## Available data
______________________________
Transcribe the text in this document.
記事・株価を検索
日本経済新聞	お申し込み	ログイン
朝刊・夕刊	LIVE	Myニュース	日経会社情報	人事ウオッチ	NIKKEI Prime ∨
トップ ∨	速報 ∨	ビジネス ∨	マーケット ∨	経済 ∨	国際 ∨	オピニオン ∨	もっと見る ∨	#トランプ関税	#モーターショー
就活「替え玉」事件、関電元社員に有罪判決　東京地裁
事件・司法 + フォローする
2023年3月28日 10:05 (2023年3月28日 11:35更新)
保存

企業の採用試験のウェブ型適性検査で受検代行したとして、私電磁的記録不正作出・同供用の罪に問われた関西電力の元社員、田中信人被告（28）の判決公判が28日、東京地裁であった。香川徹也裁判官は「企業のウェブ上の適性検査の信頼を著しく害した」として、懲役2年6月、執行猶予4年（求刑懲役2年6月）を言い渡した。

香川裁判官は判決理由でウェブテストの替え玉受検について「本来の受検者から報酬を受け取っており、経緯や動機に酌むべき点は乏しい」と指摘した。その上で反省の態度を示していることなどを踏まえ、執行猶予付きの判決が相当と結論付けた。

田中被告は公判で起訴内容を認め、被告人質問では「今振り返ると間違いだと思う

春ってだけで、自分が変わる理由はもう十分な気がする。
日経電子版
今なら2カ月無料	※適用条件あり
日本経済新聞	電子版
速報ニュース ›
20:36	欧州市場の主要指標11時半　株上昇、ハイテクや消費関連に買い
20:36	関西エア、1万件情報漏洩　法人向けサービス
______________________________
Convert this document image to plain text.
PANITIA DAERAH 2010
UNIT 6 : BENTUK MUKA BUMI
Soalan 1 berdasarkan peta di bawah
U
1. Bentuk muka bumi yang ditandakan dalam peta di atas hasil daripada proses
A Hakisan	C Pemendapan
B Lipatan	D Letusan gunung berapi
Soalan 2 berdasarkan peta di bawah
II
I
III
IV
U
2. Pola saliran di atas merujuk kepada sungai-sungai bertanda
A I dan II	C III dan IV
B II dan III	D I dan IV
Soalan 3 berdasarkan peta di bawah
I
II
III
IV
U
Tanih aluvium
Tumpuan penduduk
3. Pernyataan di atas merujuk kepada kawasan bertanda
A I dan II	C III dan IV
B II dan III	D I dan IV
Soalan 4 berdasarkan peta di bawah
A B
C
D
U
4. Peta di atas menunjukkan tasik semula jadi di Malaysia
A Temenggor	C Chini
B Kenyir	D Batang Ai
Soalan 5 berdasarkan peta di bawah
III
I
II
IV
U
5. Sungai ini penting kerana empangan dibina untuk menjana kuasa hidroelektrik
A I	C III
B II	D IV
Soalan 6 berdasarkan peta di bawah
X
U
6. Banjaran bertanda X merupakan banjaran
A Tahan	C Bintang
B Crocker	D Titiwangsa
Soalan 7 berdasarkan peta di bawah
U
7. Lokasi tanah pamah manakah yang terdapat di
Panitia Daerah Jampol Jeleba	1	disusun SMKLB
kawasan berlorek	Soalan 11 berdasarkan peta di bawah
______________________________
Gather all lines from the listing above in which "this" occurs.

Transcribe the text in this document.
Convert this document image to plain text.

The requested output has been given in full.